STATED GOAL:
List every distinct date string passed to Ctod in the code within the text on century rollover settings.

QUOTED PASSAGE:
● ● ● ● ●
For demonstration purposes:
Code:
Set Date American
Set Century To 19 Rollover 75
Set Century On
? Set("Century",2)
? Ctod("01/01/25")
? Ctod("01/01/75")
? Ctod("01/01/90")
Set Century To 19 Rollover 90
Set Century On
? Set("Century",2)
? Ctod("01/01/25")
? Ctod("01/01/75")
? Ctod("01/01/90")
The rollover century and years are still in full effect, even if you set CENTURY ON after setting the rollover mechanism. That's what makes the precedence unimportant.

The problem of 25 being interpreted as 1925 instead of 2025 seems to me a fixed setting of the Rollover century and year that was okay at the time it was established, but wasn't introduced in a danmically way adapting to the current year, as you surely want a current year short date to convert to the current century.

While I recommend SET CENTURY ON, you still can have a ROLLOVER year (and century) defined so your short date string conversion (for data entry works, for CSV import, etc). Ultimately, avoid any short dates, anyway. While you have a way to nudge them to the right century when knowing whether they should be past, future or current year, it's not giving you a chance with historical dates more than 100 years ago or future dates more than 100 years into the future. While you don't plan 100 years into the future, usually, there are people older than 100 years and the number of them grows. History also doesn't shorten ever, so for documentation purposes you want to be able to specify all dates of the past. and also display the century to know what dates we talk about in case of a year like 92, whether it's 1992 or 1892 or even 1492.
● ● ● ● ●
RAW RECORDS:

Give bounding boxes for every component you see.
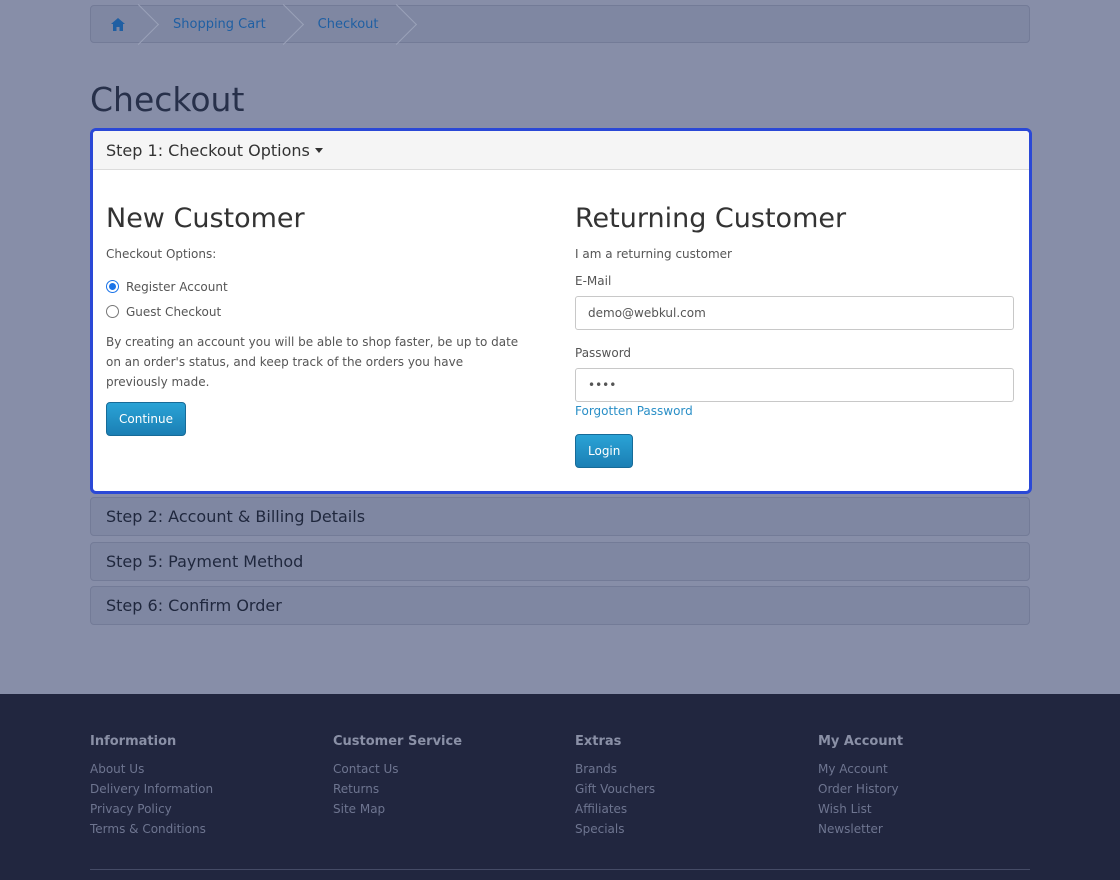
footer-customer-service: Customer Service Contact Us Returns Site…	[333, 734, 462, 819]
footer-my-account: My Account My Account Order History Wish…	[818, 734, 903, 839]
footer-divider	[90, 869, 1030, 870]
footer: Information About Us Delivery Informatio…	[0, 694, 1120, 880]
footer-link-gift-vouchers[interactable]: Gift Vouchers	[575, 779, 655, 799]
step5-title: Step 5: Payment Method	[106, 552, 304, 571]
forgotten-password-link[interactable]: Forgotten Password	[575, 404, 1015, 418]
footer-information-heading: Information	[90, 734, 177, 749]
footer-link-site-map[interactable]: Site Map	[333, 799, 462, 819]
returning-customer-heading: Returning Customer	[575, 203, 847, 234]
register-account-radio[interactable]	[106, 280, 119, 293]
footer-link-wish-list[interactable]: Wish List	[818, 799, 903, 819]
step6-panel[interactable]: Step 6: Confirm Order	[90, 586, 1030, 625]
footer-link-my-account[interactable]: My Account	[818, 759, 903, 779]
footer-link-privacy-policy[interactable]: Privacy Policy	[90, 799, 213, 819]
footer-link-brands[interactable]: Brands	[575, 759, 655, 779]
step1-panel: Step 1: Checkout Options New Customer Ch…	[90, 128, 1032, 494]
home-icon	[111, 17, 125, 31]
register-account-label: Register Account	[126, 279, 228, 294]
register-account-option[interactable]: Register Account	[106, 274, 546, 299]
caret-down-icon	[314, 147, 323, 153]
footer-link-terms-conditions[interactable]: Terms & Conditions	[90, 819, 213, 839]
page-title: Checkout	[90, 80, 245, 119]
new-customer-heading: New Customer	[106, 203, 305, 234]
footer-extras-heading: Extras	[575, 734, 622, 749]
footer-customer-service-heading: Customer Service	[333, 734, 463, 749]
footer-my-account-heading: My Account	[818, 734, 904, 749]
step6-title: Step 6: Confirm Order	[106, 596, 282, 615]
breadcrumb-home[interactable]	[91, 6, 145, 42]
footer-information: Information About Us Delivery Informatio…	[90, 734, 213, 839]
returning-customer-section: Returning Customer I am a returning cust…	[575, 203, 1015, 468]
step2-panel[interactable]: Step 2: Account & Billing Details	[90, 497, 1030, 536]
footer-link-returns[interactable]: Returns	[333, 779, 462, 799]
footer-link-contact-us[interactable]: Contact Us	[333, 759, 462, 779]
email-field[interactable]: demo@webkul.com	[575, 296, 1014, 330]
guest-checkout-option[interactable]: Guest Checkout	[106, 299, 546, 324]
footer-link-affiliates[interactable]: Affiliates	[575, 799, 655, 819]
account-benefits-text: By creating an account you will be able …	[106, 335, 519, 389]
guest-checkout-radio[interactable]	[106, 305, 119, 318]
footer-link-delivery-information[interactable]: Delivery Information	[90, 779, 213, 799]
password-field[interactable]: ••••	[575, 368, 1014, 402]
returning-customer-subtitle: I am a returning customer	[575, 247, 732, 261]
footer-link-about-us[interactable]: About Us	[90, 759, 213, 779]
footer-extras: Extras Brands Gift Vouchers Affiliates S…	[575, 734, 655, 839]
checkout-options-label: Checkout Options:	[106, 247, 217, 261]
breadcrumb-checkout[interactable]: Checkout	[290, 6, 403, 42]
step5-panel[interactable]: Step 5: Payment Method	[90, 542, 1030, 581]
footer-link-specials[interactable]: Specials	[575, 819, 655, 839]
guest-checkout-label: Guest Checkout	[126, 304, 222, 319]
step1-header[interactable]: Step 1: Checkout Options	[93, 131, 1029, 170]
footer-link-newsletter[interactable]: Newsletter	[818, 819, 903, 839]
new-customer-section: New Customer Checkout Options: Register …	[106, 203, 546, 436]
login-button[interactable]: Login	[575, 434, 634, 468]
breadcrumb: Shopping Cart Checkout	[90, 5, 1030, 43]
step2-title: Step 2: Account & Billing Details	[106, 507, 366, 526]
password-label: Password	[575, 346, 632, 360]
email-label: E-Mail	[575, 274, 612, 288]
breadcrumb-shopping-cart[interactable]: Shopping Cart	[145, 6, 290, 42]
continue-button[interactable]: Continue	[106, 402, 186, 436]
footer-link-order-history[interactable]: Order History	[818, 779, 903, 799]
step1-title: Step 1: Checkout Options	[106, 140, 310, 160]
● ● ● ● ●
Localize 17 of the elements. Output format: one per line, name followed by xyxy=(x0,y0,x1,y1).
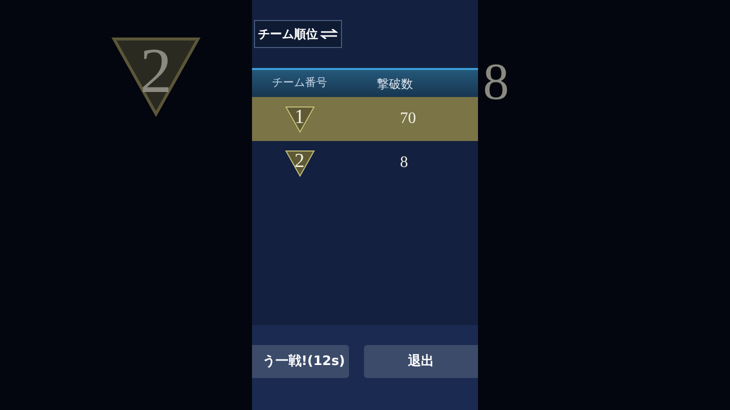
● ● ● ● ●
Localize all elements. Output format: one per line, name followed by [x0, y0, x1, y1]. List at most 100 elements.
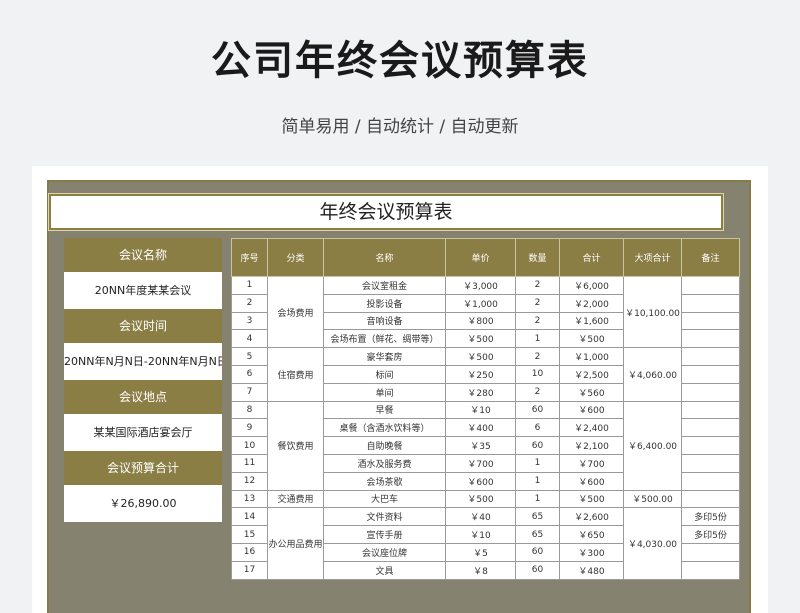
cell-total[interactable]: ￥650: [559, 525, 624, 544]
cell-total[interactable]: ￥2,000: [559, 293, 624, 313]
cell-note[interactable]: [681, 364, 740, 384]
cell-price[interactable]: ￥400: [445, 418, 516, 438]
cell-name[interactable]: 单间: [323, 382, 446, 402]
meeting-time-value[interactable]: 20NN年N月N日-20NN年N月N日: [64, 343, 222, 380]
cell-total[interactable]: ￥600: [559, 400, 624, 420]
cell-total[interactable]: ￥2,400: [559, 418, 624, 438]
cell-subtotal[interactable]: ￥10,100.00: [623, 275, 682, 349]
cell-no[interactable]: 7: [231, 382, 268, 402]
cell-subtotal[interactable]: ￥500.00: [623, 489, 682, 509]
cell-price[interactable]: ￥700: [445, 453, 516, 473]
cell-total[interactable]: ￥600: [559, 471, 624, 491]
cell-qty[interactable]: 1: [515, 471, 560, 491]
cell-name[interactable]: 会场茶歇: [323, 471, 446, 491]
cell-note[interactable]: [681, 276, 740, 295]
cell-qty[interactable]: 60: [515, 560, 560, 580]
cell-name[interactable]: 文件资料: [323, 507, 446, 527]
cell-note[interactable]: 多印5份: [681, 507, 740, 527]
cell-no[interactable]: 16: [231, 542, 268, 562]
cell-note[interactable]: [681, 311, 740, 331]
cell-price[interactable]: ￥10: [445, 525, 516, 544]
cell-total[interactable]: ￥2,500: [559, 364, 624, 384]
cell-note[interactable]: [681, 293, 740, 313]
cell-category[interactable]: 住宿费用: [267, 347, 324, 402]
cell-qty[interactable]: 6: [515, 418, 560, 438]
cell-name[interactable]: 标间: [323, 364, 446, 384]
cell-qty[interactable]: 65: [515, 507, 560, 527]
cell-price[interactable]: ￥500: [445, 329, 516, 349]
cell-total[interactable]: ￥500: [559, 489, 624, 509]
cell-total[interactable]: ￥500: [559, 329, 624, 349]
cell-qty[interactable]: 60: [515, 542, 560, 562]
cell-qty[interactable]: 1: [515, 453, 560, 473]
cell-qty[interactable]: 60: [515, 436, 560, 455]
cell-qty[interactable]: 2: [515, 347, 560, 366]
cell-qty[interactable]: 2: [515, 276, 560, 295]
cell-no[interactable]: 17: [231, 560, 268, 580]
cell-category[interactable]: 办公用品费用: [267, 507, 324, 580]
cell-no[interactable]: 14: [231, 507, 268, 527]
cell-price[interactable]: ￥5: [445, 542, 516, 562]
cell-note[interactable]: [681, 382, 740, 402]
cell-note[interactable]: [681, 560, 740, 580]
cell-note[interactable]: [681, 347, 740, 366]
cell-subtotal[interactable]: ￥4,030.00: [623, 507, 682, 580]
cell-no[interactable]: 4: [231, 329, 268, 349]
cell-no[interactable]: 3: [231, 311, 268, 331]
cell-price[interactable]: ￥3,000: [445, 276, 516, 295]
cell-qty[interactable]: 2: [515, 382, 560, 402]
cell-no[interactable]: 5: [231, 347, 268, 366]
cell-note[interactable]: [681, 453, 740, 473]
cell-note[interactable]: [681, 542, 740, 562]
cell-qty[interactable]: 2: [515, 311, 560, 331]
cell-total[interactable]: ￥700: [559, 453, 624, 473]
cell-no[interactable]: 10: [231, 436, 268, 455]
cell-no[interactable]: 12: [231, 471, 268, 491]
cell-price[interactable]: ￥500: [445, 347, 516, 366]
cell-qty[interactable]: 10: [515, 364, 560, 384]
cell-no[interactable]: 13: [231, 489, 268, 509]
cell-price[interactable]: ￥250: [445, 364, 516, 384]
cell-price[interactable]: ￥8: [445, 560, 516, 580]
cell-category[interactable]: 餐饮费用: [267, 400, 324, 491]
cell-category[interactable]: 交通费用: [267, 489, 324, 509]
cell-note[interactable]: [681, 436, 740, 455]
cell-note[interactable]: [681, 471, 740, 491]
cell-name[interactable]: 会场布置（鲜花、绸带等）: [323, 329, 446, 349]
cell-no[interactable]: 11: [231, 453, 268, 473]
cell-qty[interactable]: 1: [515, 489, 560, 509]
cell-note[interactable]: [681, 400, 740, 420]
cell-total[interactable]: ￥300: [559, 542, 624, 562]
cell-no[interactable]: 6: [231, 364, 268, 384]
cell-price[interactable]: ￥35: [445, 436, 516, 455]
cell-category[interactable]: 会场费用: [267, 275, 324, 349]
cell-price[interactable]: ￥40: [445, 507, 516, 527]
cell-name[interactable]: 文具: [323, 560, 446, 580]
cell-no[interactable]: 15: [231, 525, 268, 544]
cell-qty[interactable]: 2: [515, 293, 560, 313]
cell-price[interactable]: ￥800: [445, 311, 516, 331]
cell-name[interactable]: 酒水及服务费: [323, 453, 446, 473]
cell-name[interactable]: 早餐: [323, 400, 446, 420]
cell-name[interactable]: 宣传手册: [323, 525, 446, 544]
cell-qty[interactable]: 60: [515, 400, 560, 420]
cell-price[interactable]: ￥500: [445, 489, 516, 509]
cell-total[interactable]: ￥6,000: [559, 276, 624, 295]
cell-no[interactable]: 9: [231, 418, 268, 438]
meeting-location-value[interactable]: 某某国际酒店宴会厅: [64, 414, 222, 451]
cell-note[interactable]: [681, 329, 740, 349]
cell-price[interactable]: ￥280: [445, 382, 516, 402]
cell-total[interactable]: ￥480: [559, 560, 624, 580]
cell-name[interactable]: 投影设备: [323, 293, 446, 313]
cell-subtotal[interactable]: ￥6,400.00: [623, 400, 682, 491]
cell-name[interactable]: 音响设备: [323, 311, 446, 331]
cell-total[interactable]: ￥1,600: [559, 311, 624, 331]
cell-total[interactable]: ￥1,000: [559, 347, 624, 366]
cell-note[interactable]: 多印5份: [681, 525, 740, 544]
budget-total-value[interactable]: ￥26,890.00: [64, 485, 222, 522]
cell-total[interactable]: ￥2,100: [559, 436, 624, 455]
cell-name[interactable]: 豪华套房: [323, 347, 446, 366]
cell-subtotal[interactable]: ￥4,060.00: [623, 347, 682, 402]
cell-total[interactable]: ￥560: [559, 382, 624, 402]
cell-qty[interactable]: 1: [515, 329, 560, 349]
● ● ● ● ●
EXERCISE SOLUTION:
"01/01/25", "01/01/75", "01/01/90"